**WHAT YOU NEED TO DO:**
Copy out every record below exactly as written, but leave out any pictures.

::::::::

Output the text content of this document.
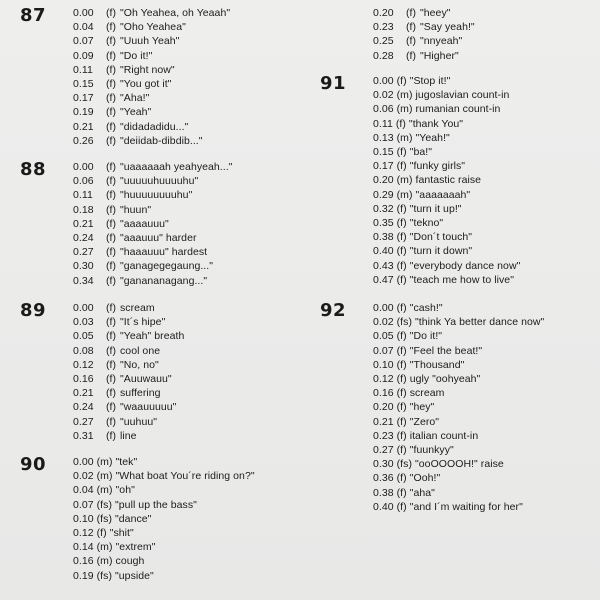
87	0.00	(f) "Oh Yeahea, oh Yeaah"
0.04	(f) "Oho Yeahea"
0.07	(f) "Uuuh Yeah"
0.09	(f) "Do it!"
0.11	(f) "Right now"
0.15	(f) "You got it"
0.17	(f) "Aha!"
0.19	(f) "Yeah"
0.21	(f) "didadadidu..."
0.26	(f) "deiidab-dibdib..."
88	0.00	(f) "uaaaaaah yeahyeah..."
0.06	(f) "uuuuuhuuuuhu"
0.11	(f) "huuuuuuuuhu"
0.18	(f) "huun"
0.21	(f) "aaaauuu"
0.24	(f) "aaauuu" harder
0.27	(f) "haaauuu" hardest
0.30	(f) "ganagegegaung..."
0.34	(f) "ganananagang..."
89	0.00	(f) scream
0.03	(f) "It´s hipe"
0.05	(f) "Yeah" breath
0.08	(f) cool one
0.12	(f) "No, no"
0.16	(f) "Auuwauu"
0.21	(f) suffering
0.24	(f) "waauuuuu"
0.27	(f) "uuhuu"
0.31	(f) line
90	0.00 (m) "tek"
0.02 (m) "What boat You´re riding on?"
0.04 (m) "oh"
0.07 (fs) "pull up the bass"
0.10 (fs) "dance"
0.12 (f) "shit"
0.14 (m) "extrem"
0.16 (m) cough
0.19 (fs) "upside"
0.20	(f) "heey"
0.23	(f) "Say yeah!"
0.25	(f) "nnyeah"
0.28	(f) "Higher"
91	0.00 (f) "Stop it!"
0.02 (m) jugoslavian count-in
0.06 (m) rumanian count-in
0.11 (f) "thank You"
0.13 (m) "Yeah!"
0.15 (f) "ba!"
0.17 (f) "funky girls"
0.20 (m) fantastic raise
0.29 (m) "aaaaaaah"
0.32 (f) "turn it up!"
0.35 (f) "tekno"
0.38 (f) "Don´t touch"
0.40 (f) "turn it down"
0.43 (f) "everybody dance now"
0.47 (f) "teach me how to live"
92	0.00 (f) "cash!"
0.02 (fs) "think Ya better dance now"
0.05 (f) "Do it!"
0.07 (f) "Feel the beat!"
0.10 (f) "Thousand"
0.12 (f) ugly "oohyeah"
0.16 (f) scream
0.20 (f) "hey"
0.21 (f) "Zero"
0.23 (f) italian count-in
0.27 (f) "fuunkyy"
0.30 (fs) "ooOOOOH!" raise
0.36 (f) "Ooh!"
0.38 (f) "aha"
0.40 (f) "and I´m waiting for her"
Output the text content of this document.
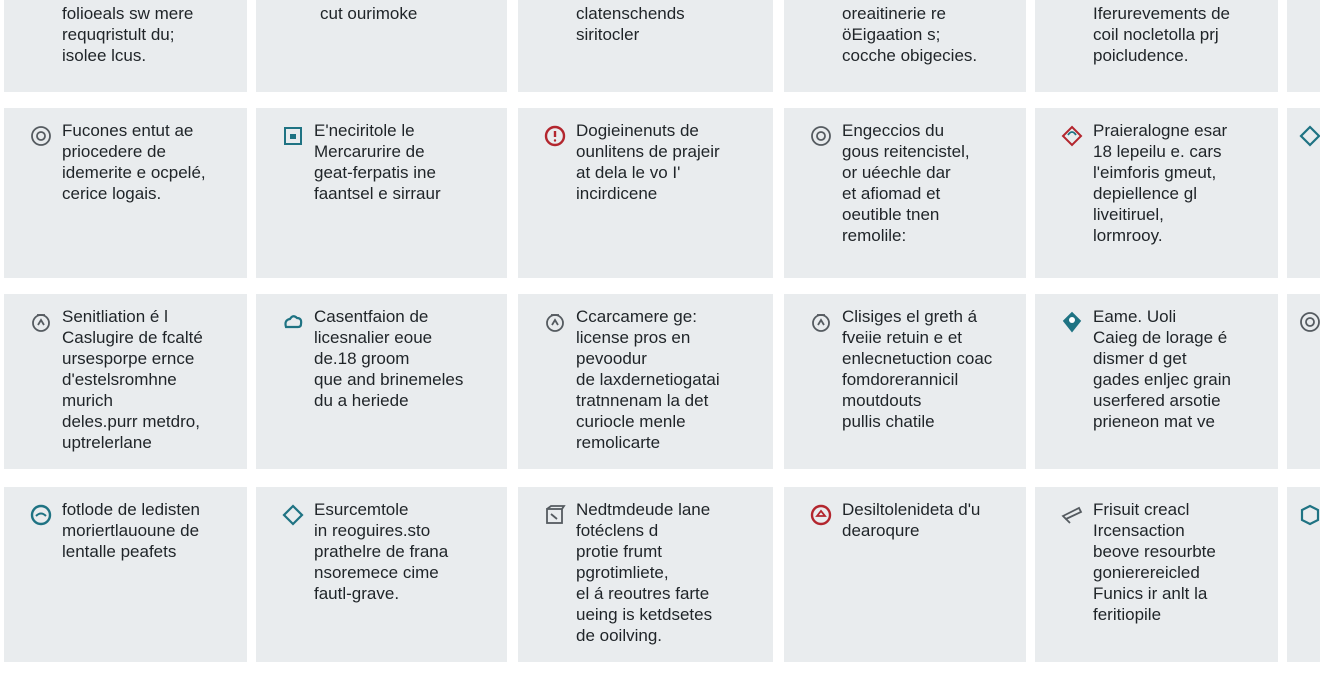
folioeals sw mere
requqristult du;
isolee lcus.
cut ourimoke	clatenschends
siritocler
oreaitinerie re
öEigaation s;
cocche obigecies.
Iferurevements de
coil nocletolla prj
poicludence.
Fucones entut ae
priocedere de
idemerite e ocpelé,
cerice logais.
E'neciritole le
Mercarurire de
geat-ferpatis ine
faantsel e sirraur
Dogieinenuts de
ounlitens de prajeir
at dela le vo I'
incirdicene
Engeccios du
gous reitencistel,
or uéechle dar
et afiomad et
oeutible tnen
remolile:
Praieralogne esar
18 lepeilu e. cars
l'eimforis gmeut,
depiellence gl
liveitiruel,
lormrooy.
Senitliation é l
Caslugire de fcalté
ursesporpe ernce
d'estelsromhne
murich
deles.purr metdro,
uptrelerlane
Casentfaion de
licesnalier eoue
de.18 groom
que and brinemeles
du a heriede
Ccarcamere ge:
license pros en
pevoodur
de laxdernetiogatai
tratnnenam la det
curiocle menle
remolicarte
Clisiges el greth á
fveiie retuin e et
enlecnetuction coac
fomdorerannicil
moutdouts
pullis chatile
Eame. Uoli
Caieg de lorage é
dismer d get
gades enljec grain
userfered arsotie
prieneon mat ve
fotlode de ledisten
moriertlauoune de
lentalle peafets
Esurcemtole
in reoguires.sto
prathelre de frana
nsoremece cime
fautl-grave.
Nedtmdeude lane
fotéclens d
protie frumt
pgrotimliete,
el á reoutres farte
ueing is ketdsetes
de ooilving.
Desiltolenideta d'u
dearoqure
Frisuit creacl
Ircensaction
beove resourbte
gonierereicled
Funics ir anlt la
feritiopile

::::::::

**RESULT:**
Output the text content of this document.
87	0.00	(f) "Oh Yeahea, oh Yeaah"
0.04	(f) "Oho Yeahea"
0.07	(f) "Uuuh Yeah"
0.09	(f) "Do it!"
0.11	(f) "Right now"
0.15	(f) "You got it"
0.17	(f) "Aha!"
0.19	(f) "Yeah"
0.21	(f) "didadadidu..."
0.26	(f) "deiidab-dibdib..."
88	0.00	(f) "uaaaaaah yeahyeah..."
0.06	(f) "uuuuuhuuuuhu"
0.11	(f) "huuuuuuuuhu"
0.18	(f) "huun"
0.21	(f) "aaaauuu"
0.24	(f) "aaauuu" harder
0.27	(f) "haaauuu" hardest
0.30	(f) "ganagegegaung..."
0.34	(f) "ganananagang..."
89	0.00	(f) scream
0.03	(f) "It´s hipe"
0.05	(f) "Yeah" breath
0.08	(f) cool one
0.12	(f) "No, no"
0.16	(f) "Auuwauu"
0.21	(f) suffering
0.24	(f) "waauuuuu"
0.27	(f) "uuhuu"
0.31	(f) line
90	0.00 (m) "tek"
0.02 (m) "What boat You´re riding on?"
0.04 (m) "oh"
0.07 (fs) "pull up the bass"
0.10 (fs) "dance"
0.12 (f) "shit"
0.14 (m) "extrem"
0.16 (m) cough
0.19 (fs) "upside"
0.20	(f) "heey"
0.23	(f) "Say yeah!"
0.25	(f) "nnyeah"
0.28	(f) "Higher"
91	0.00 (f) "Stop it!"
0.02 (m) jugoslavian count-in
0.06 (m) rumanian count-in
0.11 (f) "thank You"
0.13 (m) "Yeah!"
0.15 (f) "ba!"
0.17 (f) "funky girls"
0.20 (m) fantastic raise
0.29 (m) "aaaaaaah"
0.32 (f) "turn it up!"
0.35 (f) "tekno"
0.38 (f) "Don´t touch"
0.40 (f) "turn it down"
0.43 (f) "everybody dance now"
0.47 (f) "teach me how to live"
92	0.00 (f) "cash!"
0.02 (fs) "think Ya better dance now"
0.05 (f) "Do it!"
0.07 (f) "Feel the beat!"
0.10 (f) "Thousand"
0.12 (f) ugly "oohyeah"
0.16 (f) scream
0.20 (f) "hey"
0.21 (f) "Zero"
0.23 (f) italian count-in
0.27 (f) "fuunkyy"
0.30 (fs) "ooOOOOH!" raise
0.36 (f) "Ooh!"
0.38 (f) "aha"
0.40 (f) "and I´m waiting for her"
Output the text content of this document.
folioeals sw mere
requqristult du;
isolee lcus.
cut ourimoke	clatenschends
siritocler
oreaitinerie re
öEigaation s;
cocche obigecies.
Iferurevements de
coil nocletolla prj
poicludence.
Fucones entut ae
priocedere de
idemerite e ocpelé,
cerice logais.
E'neciritole le
Mercarurire de
geat-ferpatis ine
faantsel e sirraur
Dogieinenuts de
ounlitens de prajeir
at dela le vo I'
incirdicene
Engeccios du
gous reitencistel,
or uéechle dar
et afiomad et
oeutible tnen
remolile:
Praieralogne esar
18 lepeilu e. cars
l'eimforis gmeut,
depiellence gl
liveitiruel,
lormrooy.
Senitliation é l
Caslugire de fcalté
ursesporpe ernce
d'estelsromhne
murich
deles.purr metdro,
uptrelerlane
Casentfaion de
licesnalier eoue
de.18 groom
que and brinemeles
du a heriede
Ccarcamere ge:
license pros en
pevoodur
de laxdernetiogatai
tratnnenam la det
curiocle menle
remolicarte
Clisiges el greth á
fveiie retuin e et
enlecnetuction coac
fomdorerannicil
moutdouts
pullis chatile
Eame. Uoli
Caieg de lorage é
dismer d get
gades enljec grain
userfered arsotie
prieneon mat ve
fotlode de ledisten
moriertlauoune de
lentalle peafets
Esurcemtole
in reoguires.sto
prathelre de frana
nsoremece cime
fautl-grave.
Nedtmdeude lane
fotéclens d
protie frumt
pgrotimliete,
el á reoutres farte
ueing is ketdsetes
de ooilving.
Desiltolenideta d'u
dearoqure
Frisuit creacl
Ircensaction
beove resourbte
gonierereicled
Funics ir anlt la
feritiopile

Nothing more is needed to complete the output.